_EXERCISE_: Your copy of the material must match it exactly, except that pictures are dropped.

---------------

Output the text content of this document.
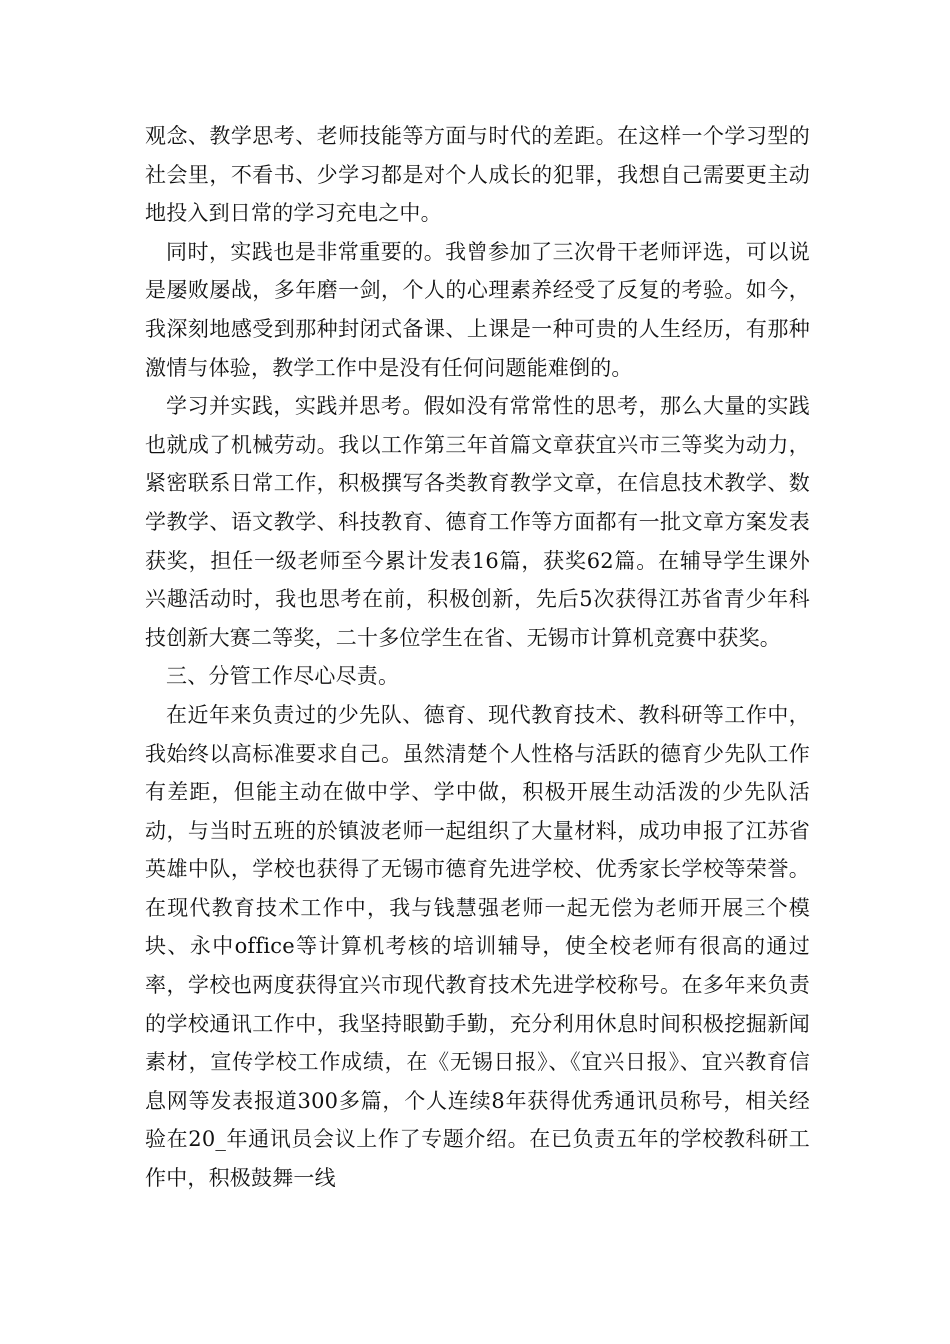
观念、教学思考、老师技能等方面与时代的差距。在这样一个学习型的社会里，不看书、少学习都是对个人成长的犯罪，我想自己需要更主动地投入到日常的学习充电之中。

同时，实践也是非常重要的。我曾参加了三次骨干老师评选，可以说是屡败屡战，多年磨一剑，个人的心理素养经受了反复的考验。如今，我深刻地感受到那种封闭式备课、上课是一种可贵的人生经历，有那种激情与体验，教学工作中是没有任何问题能难倒的。

学习并实践，实践并思考。假如没有常常性的思考，那么大量的实践也就成了机械劳动。我以工作第三年首篇文章获宜兴市三等奖为动力，紧密联系日常工作，积极撰写各类教育教学文章，在信息技术教学、数学教学、语文教学、科技教育、德育工作等方面都有一批文章方案发表获奖，担任一级老师至今累计发表16篇，获奖62篇。在辅导学生课外兴趣活动时，我也思考在前，积极创新，先后5次获得江苏省青少年科技创新大赛二等奖，二十多位学生在省、无锡市计算机竞赛中获奖。

三、分管工作尽心尽责。

在近年来负责过的少先队、德育、现代教育技术、教科研等工作中，我始终以高标准要求自己。虽然清楚个人性格与活跃的德育少先队工作有差距，但能主动在做中学、学中做，积极开展生动活泼的少先队活动，与当时五班的於镇波老师一起组织了大量材料，成功申报了江苏省英雄中队，学校也获得了无锡市德育先进学校、优秀家长学校等荣誉。在现代教育技术工作中，我与钱慧强老师一起无偿为老师开展三个模块、永中office等计算机考核的培训辅导，使全校老师有很高的通过率，学校也两度获得宜兴市现代教育技术先进学校称号。在多年来负责的学校通讯工作中，我坚持眼勤手勤，充分利用休息时间积极挖掘新闻素材，宣传学校工作成绩，在《无锡日报》、《宜兴日报》、宜兴教育信息网等发表报道300多篇，个人连续8年获得优秀通讯员称号，相关经验在20_年通讯员会议上作了专题介绍。在已负责五年的学校教科研工作中，积极鼓舞一线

---------------

_REPLY TO THE EXERCISE_:
Output the text content of this document.
观念、教学思考、老师技能等方面与时代的差距。在这样一个学习型的社会里，不看书、少学习都是对个人成长的犯罪，我想自己需要更主动地投入到日常的学习充电之中。

同时，实践也是非常重要的。我曾参加了三次骨干老师评选，可以说是屡败屡战，多年磨一剑，个人的心理素养经受了反复的考验。如今，我深刻地感受到那种封闭式备课、上课是一种可贵的人生经历，有那种激情与体验，教学工作中是没有任何问题能难倒的。

学习并实践，实践并思考。假如没有常常性的思考，那么大量的实践也就成了机械劳动。我以工作第三年首篇文章获宜兴市三等奖为动力，紧密联系日常工作，积极撰写各类教育教学文章，在信息技术教学、数学教学、语文教学、科技教育、德育工作等方面都有一批文章方案发表获奖，担任一级老师至今累计发表16篇，获奖62篇。在辅导学生课外兴趣活动时，我也思考在前，积极创新，先后5次获得江苏省青少年科技创新大赛二等奖，二十多位学生在省、无锡市计算机竞赛中获奖。

三、分管工作尽心尽责。

在近年来负责过的少先队、德育、现代教育技术、教科研等工作中，我始终以高标准要求自己。虽然清楚个人性格与活跃的德育少先队工作有差距，但能主动在做中学、学中做，积极开展生动活泼的少先队活动，与当时五班的於镇波老师一起组织了大量材料，成功申报了江苏省英雄中队，学校也获得了无锡市德育先进学校、优秀家长学校等荣誉。在现代教育技术工作中，我与钱慧强老师一起无偿为老师开展三个模块、永中office等计算机考核的培训辅导，使全校老师有很高的通过率，学校也两度获得宜兴市现代教育技术先进学校称号。在多年来负责的学校通讯工作中，我坚持眼勤手勤，充分利用休息时间积极挖掘新闻素材，宣传学校工作成绩，在《无锡日报》、《宜兴日报》、宜兴教育信息网等发表报道300多篇，个人连续8年获得优秀通讯员称号，相关经验在20_年通讯员会议上作了专题介绍。在已负责五年的学校教科研工作中，积极鼓舞一线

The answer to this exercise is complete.